- **Raw data**:
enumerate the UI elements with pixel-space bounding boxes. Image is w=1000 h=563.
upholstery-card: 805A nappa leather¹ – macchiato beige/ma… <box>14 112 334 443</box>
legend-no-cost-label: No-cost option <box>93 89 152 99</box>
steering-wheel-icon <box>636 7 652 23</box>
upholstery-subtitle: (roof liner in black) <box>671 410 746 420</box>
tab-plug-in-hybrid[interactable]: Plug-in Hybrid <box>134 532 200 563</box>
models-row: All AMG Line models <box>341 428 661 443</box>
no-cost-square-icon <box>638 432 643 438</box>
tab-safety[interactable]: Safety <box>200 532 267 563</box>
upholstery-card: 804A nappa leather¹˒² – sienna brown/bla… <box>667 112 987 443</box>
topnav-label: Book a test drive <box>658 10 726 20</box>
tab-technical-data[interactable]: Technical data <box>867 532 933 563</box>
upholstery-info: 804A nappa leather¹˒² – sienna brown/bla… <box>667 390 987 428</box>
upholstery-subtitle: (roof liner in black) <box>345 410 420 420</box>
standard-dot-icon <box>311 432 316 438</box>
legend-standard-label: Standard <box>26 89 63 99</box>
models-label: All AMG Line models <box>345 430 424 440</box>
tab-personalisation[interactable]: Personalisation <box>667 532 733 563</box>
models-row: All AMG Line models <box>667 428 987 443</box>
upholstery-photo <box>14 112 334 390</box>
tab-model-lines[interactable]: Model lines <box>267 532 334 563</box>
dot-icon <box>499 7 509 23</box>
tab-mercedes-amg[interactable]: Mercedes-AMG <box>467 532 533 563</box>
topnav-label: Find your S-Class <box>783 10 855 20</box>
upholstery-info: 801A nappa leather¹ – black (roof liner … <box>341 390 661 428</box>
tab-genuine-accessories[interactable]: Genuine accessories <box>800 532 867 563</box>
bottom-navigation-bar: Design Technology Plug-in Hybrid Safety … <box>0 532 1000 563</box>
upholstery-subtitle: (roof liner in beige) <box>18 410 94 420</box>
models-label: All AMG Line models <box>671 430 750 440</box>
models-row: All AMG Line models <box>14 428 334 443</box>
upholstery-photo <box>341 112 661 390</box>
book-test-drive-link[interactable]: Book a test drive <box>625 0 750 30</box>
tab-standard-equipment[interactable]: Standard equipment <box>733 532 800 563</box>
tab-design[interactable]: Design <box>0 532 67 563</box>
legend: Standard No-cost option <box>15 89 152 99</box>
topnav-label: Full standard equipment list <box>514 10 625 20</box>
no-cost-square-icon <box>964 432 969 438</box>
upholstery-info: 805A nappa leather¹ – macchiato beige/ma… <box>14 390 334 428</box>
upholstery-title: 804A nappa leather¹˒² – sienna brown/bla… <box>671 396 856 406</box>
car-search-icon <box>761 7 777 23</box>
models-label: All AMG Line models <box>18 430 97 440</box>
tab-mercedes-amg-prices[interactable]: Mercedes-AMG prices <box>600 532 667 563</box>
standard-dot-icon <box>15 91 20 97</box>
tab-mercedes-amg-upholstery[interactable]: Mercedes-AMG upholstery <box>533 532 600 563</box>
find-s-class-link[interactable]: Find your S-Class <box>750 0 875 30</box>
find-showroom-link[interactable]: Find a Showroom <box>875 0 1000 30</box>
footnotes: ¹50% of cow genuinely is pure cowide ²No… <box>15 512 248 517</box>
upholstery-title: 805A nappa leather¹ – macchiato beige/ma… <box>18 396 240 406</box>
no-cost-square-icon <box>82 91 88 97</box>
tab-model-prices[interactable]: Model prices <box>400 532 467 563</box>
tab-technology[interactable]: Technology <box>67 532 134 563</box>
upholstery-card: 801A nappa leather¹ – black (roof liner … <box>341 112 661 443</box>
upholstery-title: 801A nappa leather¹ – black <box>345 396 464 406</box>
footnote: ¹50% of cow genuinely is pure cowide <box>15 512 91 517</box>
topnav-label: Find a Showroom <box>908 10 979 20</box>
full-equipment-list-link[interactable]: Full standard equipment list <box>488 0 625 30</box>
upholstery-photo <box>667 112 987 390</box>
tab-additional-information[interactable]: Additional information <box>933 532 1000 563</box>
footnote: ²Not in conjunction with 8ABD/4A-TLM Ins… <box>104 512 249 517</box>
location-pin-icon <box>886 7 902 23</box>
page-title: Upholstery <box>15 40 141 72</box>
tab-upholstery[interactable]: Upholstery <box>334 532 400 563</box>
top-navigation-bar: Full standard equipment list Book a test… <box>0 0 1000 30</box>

---

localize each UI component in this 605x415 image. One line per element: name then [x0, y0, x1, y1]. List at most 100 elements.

---

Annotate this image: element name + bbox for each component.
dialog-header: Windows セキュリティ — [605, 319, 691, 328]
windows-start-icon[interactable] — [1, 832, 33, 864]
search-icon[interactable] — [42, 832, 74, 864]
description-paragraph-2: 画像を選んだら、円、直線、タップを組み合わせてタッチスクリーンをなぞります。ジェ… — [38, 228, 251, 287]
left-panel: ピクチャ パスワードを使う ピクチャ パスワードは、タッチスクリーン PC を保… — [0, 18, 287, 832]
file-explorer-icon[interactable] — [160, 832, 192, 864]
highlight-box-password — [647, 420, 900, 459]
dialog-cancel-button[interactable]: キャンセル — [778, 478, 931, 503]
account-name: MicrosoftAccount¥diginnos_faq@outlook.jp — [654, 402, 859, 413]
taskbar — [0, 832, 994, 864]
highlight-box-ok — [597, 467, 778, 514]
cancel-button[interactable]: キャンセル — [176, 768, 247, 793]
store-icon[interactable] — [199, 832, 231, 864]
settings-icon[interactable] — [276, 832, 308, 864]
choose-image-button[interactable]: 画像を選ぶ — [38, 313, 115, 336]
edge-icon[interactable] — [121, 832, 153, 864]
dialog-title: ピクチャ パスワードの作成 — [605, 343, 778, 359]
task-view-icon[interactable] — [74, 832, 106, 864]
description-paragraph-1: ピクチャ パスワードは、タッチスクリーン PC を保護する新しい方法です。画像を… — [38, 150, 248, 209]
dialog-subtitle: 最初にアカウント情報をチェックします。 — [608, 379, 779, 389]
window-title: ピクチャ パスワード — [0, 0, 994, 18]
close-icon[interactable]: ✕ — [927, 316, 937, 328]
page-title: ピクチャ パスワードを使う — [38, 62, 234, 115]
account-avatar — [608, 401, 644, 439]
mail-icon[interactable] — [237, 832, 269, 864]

- **Work to do**:
Copy the listing from the line with "Annotate this image: element" to the line with "search-icon[interactable] — [42, 832, 74, 864]", including both of those lines.

- **Finished task**:
Annotate this image: element name + bbox for each component.
dialog-header: Windows セキュリティ — [605, 319, 691, 328]
windows-start-icon[interactable] — [1, 832, 33, 864]
search-icon[interactable] — [42, 832, 74, 864]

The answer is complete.